Search the entries below. Return every line that has "domain" in it.

#### [RECORD EXCERPTS]
· · ·

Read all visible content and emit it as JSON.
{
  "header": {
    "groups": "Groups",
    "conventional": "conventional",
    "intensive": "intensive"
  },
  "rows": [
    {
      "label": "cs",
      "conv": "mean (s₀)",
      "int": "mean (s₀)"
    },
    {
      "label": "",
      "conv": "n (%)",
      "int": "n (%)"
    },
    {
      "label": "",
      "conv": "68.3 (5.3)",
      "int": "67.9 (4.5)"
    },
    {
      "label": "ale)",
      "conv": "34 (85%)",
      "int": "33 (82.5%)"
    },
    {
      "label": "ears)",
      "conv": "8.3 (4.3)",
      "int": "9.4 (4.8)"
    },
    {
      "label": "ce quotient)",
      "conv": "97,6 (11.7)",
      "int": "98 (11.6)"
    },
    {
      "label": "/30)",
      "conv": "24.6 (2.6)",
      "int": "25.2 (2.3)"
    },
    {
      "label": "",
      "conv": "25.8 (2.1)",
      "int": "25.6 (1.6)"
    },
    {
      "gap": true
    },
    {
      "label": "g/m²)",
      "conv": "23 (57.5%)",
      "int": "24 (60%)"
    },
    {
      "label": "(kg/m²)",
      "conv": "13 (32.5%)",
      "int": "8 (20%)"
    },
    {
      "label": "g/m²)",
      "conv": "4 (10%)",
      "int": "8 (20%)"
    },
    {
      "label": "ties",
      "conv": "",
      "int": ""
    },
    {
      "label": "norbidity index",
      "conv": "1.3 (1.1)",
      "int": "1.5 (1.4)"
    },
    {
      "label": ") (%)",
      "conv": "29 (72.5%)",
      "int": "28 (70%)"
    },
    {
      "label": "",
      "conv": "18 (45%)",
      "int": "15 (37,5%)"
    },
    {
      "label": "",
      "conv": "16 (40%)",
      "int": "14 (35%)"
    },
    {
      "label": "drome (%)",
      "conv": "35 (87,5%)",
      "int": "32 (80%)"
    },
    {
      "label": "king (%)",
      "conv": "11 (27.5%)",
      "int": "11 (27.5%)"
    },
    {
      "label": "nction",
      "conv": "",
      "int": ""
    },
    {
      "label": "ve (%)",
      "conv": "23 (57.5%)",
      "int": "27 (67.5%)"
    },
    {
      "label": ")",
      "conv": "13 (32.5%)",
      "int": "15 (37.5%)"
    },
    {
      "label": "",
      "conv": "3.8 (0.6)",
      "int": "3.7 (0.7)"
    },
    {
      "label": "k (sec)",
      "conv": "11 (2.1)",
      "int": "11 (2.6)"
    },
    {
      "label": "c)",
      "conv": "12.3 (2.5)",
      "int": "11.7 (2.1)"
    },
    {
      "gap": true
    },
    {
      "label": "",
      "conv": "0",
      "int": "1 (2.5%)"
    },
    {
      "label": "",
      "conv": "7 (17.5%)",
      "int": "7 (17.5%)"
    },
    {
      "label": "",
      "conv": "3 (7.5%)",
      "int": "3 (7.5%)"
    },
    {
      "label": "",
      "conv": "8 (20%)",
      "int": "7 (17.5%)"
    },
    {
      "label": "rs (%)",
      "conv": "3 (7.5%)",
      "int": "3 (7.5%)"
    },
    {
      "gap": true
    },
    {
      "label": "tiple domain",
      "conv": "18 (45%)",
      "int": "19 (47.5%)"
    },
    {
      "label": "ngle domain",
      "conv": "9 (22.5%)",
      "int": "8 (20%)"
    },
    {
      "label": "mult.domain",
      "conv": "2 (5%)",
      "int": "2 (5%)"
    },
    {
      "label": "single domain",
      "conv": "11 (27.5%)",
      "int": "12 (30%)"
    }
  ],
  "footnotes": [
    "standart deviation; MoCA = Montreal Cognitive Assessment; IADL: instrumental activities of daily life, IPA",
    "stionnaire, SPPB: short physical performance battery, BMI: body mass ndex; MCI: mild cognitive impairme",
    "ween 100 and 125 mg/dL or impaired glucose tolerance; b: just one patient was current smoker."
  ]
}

· · ·

#### [REPLY TO THE EXERCISE]
      "label": "tiple domain",
      "label": "ngle domain",
      "label": "mult.domain",
      "label": "single domain",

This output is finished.